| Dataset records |

───

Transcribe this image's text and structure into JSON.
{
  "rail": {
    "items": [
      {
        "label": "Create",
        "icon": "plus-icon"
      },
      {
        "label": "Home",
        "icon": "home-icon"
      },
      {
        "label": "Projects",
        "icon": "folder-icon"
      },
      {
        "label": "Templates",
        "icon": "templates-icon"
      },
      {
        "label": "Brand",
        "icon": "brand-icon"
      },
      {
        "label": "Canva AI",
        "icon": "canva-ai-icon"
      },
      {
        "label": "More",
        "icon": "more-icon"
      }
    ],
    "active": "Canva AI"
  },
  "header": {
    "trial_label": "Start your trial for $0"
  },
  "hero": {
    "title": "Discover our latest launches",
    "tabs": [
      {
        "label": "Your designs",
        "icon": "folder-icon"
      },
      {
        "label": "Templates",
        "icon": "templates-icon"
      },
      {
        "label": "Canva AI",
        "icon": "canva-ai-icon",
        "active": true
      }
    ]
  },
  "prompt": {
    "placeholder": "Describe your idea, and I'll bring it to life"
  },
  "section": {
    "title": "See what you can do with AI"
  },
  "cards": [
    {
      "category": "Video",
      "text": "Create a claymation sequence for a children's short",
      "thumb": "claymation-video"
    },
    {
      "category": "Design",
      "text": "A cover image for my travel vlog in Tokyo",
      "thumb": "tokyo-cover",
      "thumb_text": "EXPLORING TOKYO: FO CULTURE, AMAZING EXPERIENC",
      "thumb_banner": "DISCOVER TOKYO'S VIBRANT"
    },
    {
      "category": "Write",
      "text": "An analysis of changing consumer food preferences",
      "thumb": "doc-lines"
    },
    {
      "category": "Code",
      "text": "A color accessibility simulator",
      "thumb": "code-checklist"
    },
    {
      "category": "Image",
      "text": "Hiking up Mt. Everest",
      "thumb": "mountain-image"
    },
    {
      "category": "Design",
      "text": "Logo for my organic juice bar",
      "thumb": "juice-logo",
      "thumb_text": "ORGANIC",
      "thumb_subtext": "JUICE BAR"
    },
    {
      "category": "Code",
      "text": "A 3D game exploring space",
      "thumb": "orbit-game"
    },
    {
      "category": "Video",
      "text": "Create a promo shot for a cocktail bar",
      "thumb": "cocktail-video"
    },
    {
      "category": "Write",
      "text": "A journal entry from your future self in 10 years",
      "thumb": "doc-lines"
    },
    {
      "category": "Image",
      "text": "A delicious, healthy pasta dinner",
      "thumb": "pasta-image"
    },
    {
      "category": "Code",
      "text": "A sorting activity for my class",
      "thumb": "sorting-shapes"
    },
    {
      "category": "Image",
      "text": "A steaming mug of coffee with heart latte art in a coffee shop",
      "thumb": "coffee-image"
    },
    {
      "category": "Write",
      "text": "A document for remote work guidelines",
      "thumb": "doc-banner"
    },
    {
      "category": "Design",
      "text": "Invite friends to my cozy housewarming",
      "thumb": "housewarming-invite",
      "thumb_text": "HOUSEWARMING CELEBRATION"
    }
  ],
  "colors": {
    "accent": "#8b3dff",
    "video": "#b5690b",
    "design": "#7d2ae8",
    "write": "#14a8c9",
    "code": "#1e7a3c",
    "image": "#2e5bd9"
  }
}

───

| AIM |
Write out every record verbatim.

| TASK RESPONSE |
Transcribe this image's text and structure into JSON.
{
  "rail": {
    "items": [
      {
        "label": "Create",
        "icon": "plus-icon"
      },
      {
        "label": "Home",
        "icon": "home-icon"
      },
      {
        "label": "Projects",
        "icon": "folder-icon"
      },
      {
        "label": "Templates",
        "icon": "templates-icon"
      },
      {
        "label": "Brand",
        "icon": "brand-icon"
      },
      {
        "label": "Canva AI",
        "icon": "canva-ai-icon"
      },
      {
        "label": "More",
        "icon": "more-icon"
      }
    ],
    "active": "Canva AI"
  },
  "header": {
    "trial_label": "Start your trial for $0"
  },
  "hero": {
    "title": "Discover our latest launches",
    "tabs": [
      {
        "label": "Your designs",
        "icon": "folder-icon"
      },
      {
        "label": "Templates",
        "icon": "templates-icon"
      },
      {
        "label": "Canva AI",
        "icon": "canva-ai-icon",
        "active": true
      }
    ]
  },
  "prompt": {
    "placeholder": "Describe your idea, and I'll bring it to life"
  },
  "section": {
    "title": "See what you can do with AI"
  },
  "cards": [
    {
      "category": "Video",
      "text": "Create a claymation sequence for a children's short",
      "thumb": "claymation-video"
    },
    {
      "category": "Design",
      "text": "A cover image for my travel vlog in Tokyo",
      "thumb": "tokyo-cover",
      "thumb_text": "EXPLORING TOKYO: FO CULTURE, AMAZING EXPERIENC",
      "thumb_banner": "DISCOVER TOKYO'S VIBRANT"
    },
    {
      "category": "Write",
      "text": "An analysis of changing consumer food preferences",
      "thumb": "doc-lines"
    },
    {
      "category": "Code",
      "text": "A color accessibility simulator",
      "thumb": "code-checklist"
    },
    {
      "category": "Image",
      "text": "Hiking up Mt. Everest",
      "thumb": "mountain-image"
    },
    {
      "category": "Design",
      "text": "Logo for my organic juice bar",
      "thumb": "juice-logo",
      "thumb_text": "ORGANIC",
      "thumb_subtext": "JUICE BAR"
    },
    {
      "category": "Code",
      "text": "A 3D game exploring space",
      "thumb": "orbit-game"
    },
    {
      "category": "Video",
      "text": "Create a promo shot for a cocktail bar",
      "thumb": "cocktail-video"
    },
    {
      "category": "Write",
      "text": "A journal entry from your future self in 10 years",
      "thumb": "doc-lines"
    },
    {
      "category": "Image",
      "text": "A delicious, healthy pasta dinner",
      "thumb": "pasta-image"
    },
    {
      "category": "Code",
      "text": "A sorting activity for my class",
      "thumb": "sorting-shapes"
    },
    {
      "category": "Image",
      "text": "A steaming mug of coffee with heart latte art in a coffee shop",
      "thumb": "coffee-image"
    },
    {
      "category": "Write",
      "text": "A document for remote work guidelines",
      "thumb": "doc-banner"
    },
    {
      "category": "Design",
      "text": "Invite friends to my cozy housewarming",
      "thumb": "housewarming-invite",
      "thumb_text": "HOUSEWARMING CELEBRATION"
    }
  ],
  "colors": {
    "accent": "#8b3dff",
    "video": "#b5690b",
    "design": "#7d2ae8",
    "write": "#14a8c9",
    "code": "#1e7a3c",
    "image": "#2e5bd9"
  }
}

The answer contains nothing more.